### SET PROBLEM:
Reproduce the listing verbatim.

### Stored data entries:
☆ ☆ ☆ ☆ ☆
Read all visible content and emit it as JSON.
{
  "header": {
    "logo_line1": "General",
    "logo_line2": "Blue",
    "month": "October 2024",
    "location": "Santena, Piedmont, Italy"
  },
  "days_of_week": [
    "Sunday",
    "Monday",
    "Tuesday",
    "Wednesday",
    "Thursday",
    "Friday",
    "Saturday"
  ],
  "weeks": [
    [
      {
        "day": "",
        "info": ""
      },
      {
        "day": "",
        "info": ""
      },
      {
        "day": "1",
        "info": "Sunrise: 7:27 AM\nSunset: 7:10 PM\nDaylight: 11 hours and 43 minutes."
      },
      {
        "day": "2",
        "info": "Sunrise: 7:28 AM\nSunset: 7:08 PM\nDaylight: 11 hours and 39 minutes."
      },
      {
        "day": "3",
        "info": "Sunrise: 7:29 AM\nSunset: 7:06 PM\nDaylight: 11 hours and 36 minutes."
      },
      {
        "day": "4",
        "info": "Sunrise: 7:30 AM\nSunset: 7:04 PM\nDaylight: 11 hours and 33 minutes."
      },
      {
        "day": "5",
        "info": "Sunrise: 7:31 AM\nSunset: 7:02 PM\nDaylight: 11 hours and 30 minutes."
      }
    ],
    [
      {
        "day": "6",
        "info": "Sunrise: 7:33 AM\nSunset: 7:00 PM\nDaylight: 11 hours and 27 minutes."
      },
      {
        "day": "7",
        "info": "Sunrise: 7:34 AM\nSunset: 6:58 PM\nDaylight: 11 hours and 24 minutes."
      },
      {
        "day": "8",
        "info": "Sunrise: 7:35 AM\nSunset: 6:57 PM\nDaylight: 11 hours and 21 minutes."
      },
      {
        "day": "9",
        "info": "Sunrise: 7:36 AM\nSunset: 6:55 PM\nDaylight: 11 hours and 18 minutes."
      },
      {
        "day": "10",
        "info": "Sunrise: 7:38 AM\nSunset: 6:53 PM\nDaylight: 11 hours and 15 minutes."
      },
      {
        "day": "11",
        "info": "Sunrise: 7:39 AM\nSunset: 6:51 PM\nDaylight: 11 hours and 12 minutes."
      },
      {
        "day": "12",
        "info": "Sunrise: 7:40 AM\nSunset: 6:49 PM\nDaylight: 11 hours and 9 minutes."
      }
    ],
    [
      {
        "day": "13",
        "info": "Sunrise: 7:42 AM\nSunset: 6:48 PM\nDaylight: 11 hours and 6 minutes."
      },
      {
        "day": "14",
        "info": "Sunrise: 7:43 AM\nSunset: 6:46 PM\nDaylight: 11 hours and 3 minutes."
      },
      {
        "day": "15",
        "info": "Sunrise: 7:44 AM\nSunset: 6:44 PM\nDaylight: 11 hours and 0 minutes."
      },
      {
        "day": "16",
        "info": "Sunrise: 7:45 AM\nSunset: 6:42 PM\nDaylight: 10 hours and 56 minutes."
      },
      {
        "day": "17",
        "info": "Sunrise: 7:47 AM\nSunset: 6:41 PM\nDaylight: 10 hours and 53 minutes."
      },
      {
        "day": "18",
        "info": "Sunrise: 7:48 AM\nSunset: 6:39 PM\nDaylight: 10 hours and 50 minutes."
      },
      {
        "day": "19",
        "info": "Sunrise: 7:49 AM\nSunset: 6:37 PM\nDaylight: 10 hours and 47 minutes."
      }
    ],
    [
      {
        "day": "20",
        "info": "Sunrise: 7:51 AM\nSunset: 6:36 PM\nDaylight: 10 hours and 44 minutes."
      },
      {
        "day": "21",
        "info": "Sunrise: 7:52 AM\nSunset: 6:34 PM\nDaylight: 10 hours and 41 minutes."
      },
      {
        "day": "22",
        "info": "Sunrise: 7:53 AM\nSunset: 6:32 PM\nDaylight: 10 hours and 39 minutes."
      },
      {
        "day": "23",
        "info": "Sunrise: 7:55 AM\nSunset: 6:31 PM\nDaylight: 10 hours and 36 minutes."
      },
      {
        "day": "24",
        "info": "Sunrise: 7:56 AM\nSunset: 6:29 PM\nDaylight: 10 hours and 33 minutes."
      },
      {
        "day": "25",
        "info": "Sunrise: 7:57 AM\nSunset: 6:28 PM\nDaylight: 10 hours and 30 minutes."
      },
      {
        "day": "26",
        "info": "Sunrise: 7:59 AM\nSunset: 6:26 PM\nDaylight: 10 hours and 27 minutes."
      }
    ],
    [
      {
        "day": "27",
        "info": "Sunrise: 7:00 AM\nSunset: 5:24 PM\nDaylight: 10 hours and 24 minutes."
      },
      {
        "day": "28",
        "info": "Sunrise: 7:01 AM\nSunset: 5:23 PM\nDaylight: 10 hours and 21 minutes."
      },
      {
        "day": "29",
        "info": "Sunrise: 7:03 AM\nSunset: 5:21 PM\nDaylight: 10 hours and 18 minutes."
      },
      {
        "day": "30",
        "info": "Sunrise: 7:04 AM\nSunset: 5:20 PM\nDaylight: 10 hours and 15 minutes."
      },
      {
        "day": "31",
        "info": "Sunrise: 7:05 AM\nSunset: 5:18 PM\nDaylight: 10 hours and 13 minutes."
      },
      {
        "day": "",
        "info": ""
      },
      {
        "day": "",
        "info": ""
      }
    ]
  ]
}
☆ ☆ ☆ ☆ ☆
### RESULT BELOW:
Read all visible content and emit it as JSON.
{
  "header": {
    "logo_line1": "General",
    "logo_line2": "Blue",
    "month": "October 2024",
    "location": "Santena, Piedmont, Italy"
  },
  "days_of_week": [
    "Sunday",
    "Monday",
    "Tuesday",
    "Wednesday",
    "Thursday",
    "Friday",
    "Saturday"
  ],
  "weeks": [
    [
      {
        "day": "",
        "info": ""
      },
      {
        "day": "",
        "info": ""
      },
      {
        "day": "1",
        "info": "Sunrise: 7:27 AM\nSunset: 7:10 PM\nDaylight: 11 hours and 43 minutes."
      },
      {
        "day": "2",
        "info": "Sunrise: 7:28 AM\nSunset: 7:08 PM\nDaylight: 11 hours and 39 minutes."
      },
      {
        "day": "3",
        "info": "Sunrise: 7:29 AM\nSunset: 7:06 PM\nDaylight: 11 hours and 36 minutes."
      },
      {
        "day": "4",
        "info": "Sunrise: 7:30 AM\nSunset: 7:04 PM\nDaylight: 11 hours and 33 minutes."
      },
      {
        "day": "5",
        "info": "Sunrise: 7:31 AM\nSunset: 7:02 PM\nDaylight: 11 hours and 30 minutes."
      }
    ],
    [
      {
        "day": "6",
        "info": "Sunrise: 7:33 AM\nSunset: 7:00 PM\nDaylight: 11 hours and 27 minutes."
      },
      {
        "day": "7",
        "info": "Sunrise: 7:34 AM\nSunset: 6:58 PM\nDaylight: 11 hours and 24 minutes."
      },
      {
        "day": "8",
        "info": "Sunrise: 7:35 AM\nSunset: 6:57 PM\nDaylight: 11 hours and 21 minutes."
      },
      {
        "day": "9",
        "info": "Sunrise: 7:36 AM\nSunset: 6:55 PM\nDaylight: 11 hours and 18 minutes."
      },
      {
        "day": "10",
        "info": "Sunrise: 7:38 AM\nSunset: 6:53 PM\nDaylight: 11 hours and 15 minutes."
      },
      {
        "day": "11",
        "info": "Sunrise: 7:39 AM\nSunset: 6:51 PM\nDaylight: 11 hours and 12 minutes."
      },
      {
        "day": "12",
        "info": "Sunrise: 7:40 AM\nSunset: 6:49 PM\nDaylight: 11 hours and 9 minutes."
      }
    ],
    [
      {
        "day": "13",
        "info": "Sunrise: 7:42 AM\nSunset: 6:48 PM\nDaylight: 11 hours and 6 minutes."
      },
      {
        "day": "14",
        "info": "Sunrise: 7:43 AM\nSunset: 6:46 PM\nDaylight: 11 hours and 3 minutes."
      },
      {
        "day": "15",
        "info": "Sunrise: 7:44 AM\nSunset: 6:44 PM\nDaylight: 11 hours and 0 minutes."
      },
      {
        "day": "16",
        "info": "Sunrise: 7:45 AM\nSunset: 6:42 PM\nDaylight: 10 hours and 56 minutes."
      },
      {
        "day": "17",
        "info": "Sunrise: 7:47 AM\nSunset: 6:41 PM\nDaylight: 10 hours and 53 minutes."
      },
      {
        "day": "18",
        "info": "Sunrise: 7:48 AM\nSunset: 6:39 PM\nDaylight: 10 hours and 50 minutes."
      },
      {
        "day": "19",
        "info": "Sunrise: 7:49 AM\nSunset: 6:37 PM\nDaylight: 10 hours and 47 minutes."
      }
    ],
    [
      {
        "day": "20",
        "info": "Sunrise: 7:51 AM\nSunset: 6:36 PM\nDaylight: 10 hours and 44 minutes."
      },
      {
        "day": "21",
        "info": "Sunrise: 7:52 AM\nSunset: 6:34 PM\nDaylight: 10 hours and 41 minutes."
      },
      {
        "day": "22",
        "info": "Sunrise: 7:53 AM\nSunset: 6:32 PM\nDaylight: 10 hours and 39 minutes."
      },
      {
        "day": "23",
        "info": "Sunrise: 7:55 AM\nSunset: 6:31 PM\nDaylight: 10 hours and 36 minutes."
      },
      {
        "day": "24",
        "info": "Sunrise: 7:56 AM\nSunset: 6:29 PM\nDaylight: 10 hours and 33 minutes."
      },
      {
        "day": "25",
        "info": "Sunrise: 7:57 AM\nSunset: 6:28 PM\nDaylight: 10 hours and 30 minutes."
      },
      {
        "day": "26",
        "info": "Sunrise: 7:59 AM\nSunset: 6:26 PM\nDaylight: 10 hours and 27 minutes."
      }
    ],
    [
      {
        "day": "27",
        "info": "Sunrise: 7:00 AM\nSunset: 5:24 PM\nDaylight: 10 hours and 24 minutes."
      },
      {
        "day": "28",
        "info": "Sunrise: 7:01 AM\nSunset: 5:23 PM\nDaylight: 10 hours and 21 minutes."
      },
      {
        "day": "29",
        "info": "Sunrise: 7:03 AM\nSunset: 5:21 PM\nDaylight: 10 hours and 18 minutes."
      },
      {
        "day": "30",
        "info": "Sunrise: 7:04 AM\nSunset: 5:20 PM\nDaylight: 10 hours and 15 minutes."
      },
      {
        "day": "31",
        "info": "Sunrise: 7:05 AM\nSunset: 5:18 PM\nDaylight: 10 hours and 13 minutes."
      },
      {
        "day": "",
        "info": ""
      },
      {
        "day": "",
        "info": ""
      }
    ]
  ]
}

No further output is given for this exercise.